How many lines in the entries below include the string "this"? Answer with the number only.

RECORDS FOR PROCESSING:
::::::

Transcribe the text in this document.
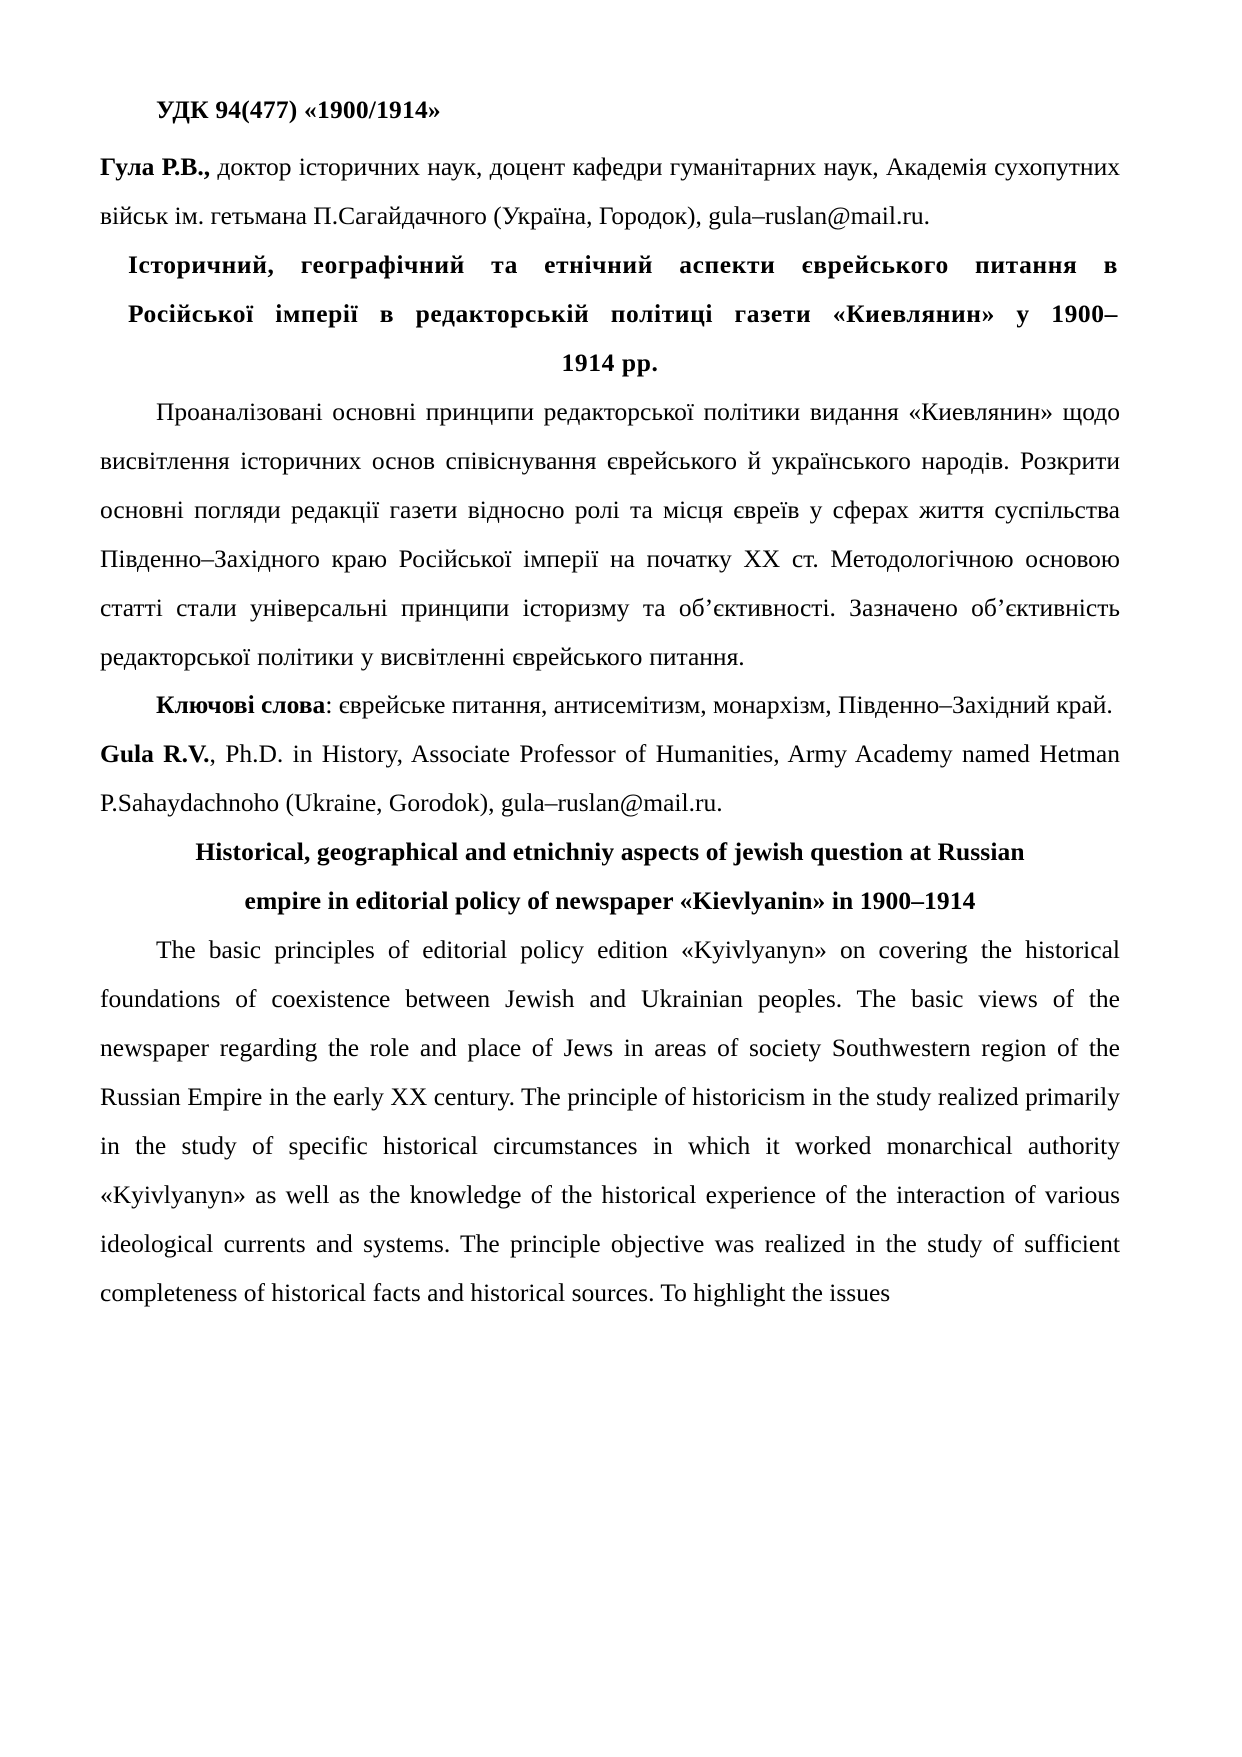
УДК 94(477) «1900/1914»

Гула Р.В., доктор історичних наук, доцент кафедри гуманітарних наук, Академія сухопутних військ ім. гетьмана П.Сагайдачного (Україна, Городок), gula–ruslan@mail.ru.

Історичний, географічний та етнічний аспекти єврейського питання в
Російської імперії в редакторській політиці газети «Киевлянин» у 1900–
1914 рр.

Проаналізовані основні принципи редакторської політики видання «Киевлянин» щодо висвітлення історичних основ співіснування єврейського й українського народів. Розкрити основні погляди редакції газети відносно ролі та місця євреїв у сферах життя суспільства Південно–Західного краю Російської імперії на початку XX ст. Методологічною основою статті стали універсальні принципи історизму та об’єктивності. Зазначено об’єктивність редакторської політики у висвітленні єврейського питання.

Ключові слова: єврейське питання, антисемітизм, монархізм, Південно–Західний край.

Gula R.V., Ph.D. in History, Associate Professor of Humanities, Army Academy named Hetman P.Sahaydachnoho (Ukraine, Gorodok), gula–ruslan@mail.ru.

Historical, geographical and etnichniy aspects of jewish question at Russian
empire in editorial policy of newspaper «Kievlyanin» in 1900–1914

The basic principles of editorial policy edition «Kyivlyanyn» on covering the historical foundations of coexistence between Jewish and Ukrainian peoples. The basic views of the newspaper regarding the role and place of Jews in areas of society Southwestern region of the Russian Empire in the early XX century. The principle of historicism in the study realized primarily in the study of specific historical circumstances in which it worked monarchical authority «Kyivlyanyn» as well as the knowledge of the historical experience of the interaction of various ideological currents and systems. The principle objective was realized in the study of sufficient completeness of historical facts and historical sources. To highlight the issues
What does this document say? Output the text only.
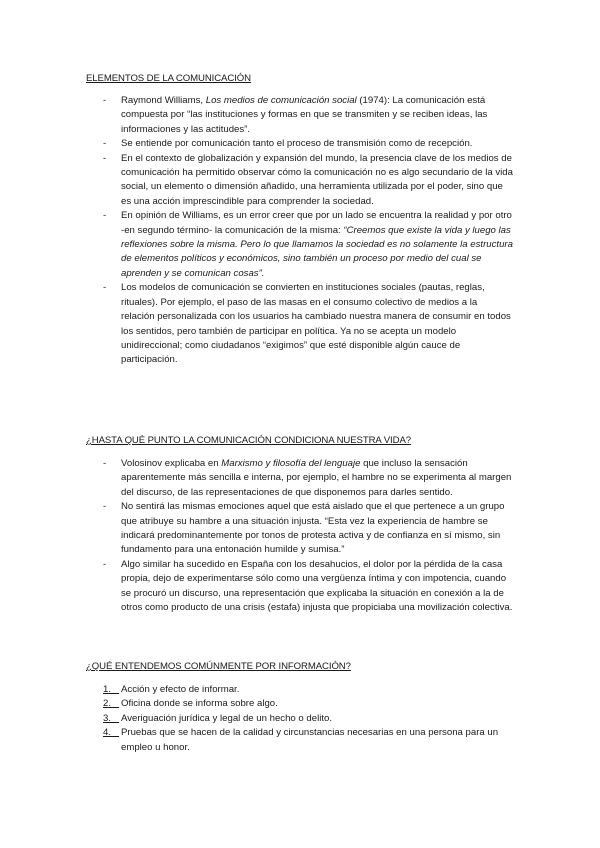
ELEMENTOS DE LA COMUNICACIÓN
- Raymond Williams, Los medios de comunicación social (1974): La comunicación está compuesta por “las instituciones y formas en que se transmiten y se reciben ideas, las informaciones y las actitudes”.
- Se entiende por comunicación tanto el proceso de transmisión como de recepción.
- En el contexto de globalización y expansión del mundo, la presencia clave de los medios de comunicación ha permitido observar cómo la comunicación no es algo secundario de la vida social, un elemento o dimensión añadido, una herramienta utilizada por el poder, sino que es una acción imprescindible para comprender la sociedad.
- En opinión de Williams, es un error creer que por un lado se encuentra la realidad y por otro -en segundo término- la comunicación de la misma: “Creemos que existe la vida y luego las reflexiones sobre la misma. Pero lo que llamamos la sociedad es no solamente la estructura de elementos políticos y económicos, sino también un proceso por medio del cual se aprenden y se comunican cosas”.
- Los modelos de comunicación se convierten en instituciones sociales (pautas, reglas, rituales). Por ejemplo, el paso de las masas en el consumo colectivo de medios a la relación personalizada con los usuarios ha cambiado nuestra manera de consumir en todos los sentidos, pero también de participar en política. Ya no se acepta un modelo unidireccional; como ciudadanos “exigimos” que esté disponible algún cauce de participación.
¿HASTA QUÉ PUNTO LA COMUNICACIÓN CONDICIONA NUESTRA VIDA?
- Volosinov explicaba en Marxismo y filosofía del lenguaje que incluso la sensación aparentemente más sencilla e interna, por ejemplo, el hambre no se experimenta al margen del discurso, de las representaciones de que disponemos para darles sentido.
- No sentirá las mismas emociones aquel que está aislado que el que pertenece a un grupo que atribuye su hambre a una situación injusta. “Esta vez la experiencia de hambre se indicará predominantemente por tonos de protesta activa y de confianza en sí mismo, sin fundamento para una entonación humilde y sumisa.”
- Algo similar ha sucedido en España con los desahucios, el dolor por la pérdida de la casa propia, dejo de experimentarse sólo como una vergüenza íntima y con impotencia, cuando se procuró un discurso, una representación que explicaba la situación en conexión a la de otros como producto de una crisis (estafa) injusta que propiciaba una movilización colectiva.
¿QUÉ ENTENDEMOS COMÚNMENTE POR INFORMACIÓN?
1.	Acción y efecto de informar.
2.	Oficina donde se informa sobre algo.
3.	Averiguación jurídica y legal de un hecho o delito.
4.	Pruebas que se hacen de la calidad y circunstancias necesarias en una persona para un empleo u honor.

::::::

SOLUTION TO THE PROBLEM:
2